### Requirement
Check every line below for the word "Topology" and copy each one that has it.

Start of Material for the task

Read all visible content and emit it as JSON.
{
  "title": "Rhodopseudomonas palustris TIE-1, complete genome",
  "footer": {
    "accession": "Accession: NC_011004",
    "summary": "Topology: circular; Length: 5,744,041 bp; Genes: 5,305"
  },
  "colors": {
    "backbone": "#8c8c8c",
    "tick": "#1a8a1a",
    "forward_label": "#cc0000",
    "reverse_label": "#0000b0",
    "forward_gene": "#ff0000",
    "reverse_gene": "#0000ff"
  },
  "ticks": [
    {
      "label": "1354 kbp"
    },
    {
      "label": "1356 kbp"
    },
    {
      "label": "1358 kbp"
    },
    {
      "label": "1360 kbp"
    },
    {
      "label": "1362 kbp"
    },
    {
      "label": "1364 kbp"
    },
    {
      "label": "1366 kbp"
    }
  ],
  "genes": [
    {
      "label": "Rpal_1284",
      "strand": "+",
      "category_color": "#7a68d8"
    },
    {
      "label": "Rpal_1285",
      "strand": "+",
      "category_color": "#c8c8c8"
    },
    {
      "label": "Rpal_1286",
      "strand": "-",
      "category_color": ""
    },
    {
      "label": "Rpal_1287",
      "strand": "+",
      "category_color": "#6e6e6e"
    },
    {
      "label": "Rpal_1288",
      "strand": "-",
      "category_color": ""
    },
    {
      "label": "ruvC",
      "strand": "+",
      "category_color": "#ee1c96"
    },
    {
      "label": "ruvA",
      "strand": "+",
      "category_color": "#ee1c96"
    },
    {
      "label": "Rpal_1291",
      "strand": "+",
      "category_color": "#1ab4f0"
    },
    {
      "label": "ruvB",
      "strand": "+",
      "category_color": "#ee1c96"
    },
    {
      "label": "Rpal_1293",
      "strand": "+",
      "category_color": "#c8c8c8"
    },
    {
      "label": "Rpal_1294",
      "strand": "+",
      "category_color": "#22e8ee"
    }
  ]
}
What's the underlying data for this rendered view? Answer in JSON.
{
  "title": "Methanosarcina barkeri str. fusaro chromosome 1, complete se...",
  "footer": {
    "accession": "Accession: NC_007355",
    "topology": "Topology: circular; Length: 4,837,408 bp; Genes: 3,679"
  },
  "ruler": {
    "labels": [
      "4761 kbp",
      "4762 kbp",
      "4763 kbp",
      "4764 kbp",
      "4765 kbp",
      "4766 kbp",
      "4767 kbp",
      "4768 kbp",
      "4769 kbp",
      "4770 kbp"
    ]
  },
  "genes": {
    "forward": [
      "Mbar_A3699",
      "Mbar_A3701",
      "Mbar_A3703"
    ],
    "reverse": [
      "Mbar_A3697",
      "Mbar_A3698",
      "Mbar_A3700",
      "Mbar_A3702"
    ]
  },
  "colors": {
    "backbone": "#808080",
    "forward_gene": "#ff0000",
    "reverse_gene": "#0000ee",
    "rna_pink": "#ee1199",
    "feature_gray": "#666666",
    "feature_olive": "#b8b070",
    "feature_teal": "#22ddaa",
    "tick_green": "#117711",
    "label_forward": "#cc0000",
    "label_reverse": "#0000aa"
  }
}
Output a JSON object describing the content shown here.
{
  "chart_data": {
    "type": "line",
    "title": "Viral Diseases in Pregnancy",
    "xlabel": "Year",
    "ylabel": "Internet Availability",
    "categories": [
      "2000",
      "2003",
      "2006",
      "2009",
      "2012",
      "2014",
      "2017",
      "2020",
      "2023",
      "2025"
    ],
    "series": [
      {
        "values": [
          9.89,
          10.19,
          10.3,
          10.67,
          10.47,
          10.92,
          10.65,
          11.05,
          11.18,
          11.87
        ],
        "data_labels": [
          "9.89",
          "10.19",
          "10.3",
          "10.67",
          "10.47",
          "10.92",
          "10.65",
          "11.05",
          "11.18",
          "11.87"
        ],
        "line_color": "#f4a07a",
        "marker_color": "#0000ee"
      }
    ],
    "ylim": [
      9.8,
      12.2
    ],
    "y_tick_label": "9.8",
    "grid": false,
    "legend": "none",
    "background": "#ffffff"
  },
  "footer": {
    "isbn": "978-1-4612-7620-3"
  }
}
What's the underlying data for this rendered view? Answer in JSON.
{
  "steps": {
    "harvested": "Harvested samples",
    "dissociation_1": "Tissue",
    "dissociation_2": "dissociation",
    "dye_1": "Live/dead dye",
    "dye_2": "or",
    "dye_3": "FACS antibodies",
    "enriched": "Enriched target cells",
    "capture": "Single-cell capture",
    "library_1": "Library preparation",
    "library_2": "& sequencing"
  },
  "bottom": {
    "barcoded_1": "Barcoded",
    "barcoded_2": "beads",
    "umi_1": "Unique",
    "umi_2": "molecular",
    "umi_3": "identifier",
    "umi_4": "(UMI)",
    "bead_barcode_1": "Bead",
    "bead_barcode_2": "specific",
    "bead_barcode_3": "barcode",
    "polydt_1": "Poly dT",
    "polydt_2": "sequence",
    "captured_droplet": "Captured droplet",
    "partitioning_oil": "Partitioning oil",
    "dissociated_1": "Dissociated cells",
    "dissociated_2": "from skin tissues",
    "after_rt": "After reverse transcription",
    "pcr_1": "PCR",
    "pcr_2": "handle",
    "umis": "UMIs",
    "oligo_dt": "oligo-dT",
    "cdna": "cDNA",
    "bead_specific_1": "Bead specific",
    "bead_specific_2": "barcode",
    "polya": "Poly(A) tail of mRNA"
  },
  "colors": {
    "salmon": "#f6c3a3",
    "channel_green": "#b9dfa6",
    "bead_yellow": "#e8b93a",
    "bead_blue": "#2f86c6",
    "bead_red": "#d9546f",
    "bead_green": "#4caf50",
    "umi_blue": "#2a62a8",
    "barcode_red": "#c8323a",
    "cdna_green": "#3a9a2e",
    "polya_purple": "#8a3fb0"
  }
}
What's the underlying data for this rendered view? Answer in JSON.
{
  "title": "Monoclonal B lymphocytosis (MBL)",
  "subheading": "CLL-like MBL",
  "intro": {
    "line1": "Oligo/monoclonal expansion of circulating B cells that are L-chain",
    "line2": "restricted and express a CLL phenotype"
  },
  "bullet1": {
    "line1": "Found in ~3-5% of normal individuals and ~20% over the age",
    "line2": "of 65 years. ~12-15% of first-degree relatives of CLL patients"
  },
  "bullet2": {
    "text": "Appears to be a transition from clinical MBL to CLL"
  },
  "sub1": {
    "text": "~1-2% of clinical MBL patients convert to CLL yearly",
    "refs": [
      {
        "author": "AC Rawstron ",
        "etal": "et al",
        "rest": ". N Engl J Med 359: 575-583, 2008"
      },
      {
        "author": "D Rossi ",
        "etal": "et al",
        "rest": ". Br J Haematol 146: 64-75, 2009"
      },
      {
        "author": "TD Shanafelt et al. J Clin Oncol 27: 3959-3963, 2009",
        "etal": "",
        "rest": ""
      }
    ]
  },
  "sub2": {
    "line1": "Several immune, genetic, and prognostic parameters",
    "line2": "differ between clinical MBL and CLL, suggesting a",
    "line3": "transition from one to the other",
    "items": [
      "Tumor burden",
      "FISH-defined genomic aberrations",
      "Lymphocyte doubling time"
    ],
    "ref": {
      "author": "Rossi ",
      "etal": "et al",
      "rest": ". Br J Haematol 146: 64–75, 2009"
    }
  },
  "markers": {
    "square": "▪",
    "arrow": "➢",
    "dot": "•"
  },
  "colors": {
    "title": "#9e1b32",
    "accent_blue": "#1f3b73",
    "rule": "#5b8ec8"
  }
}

End of Material for the task

### Answer section
    "summary": "Topology: circular; Length: 5,744,041 bp; Genes: 5,305"
    "topology": "Topology: circular; Length: 4,837,408 bp; Genes: 3,679"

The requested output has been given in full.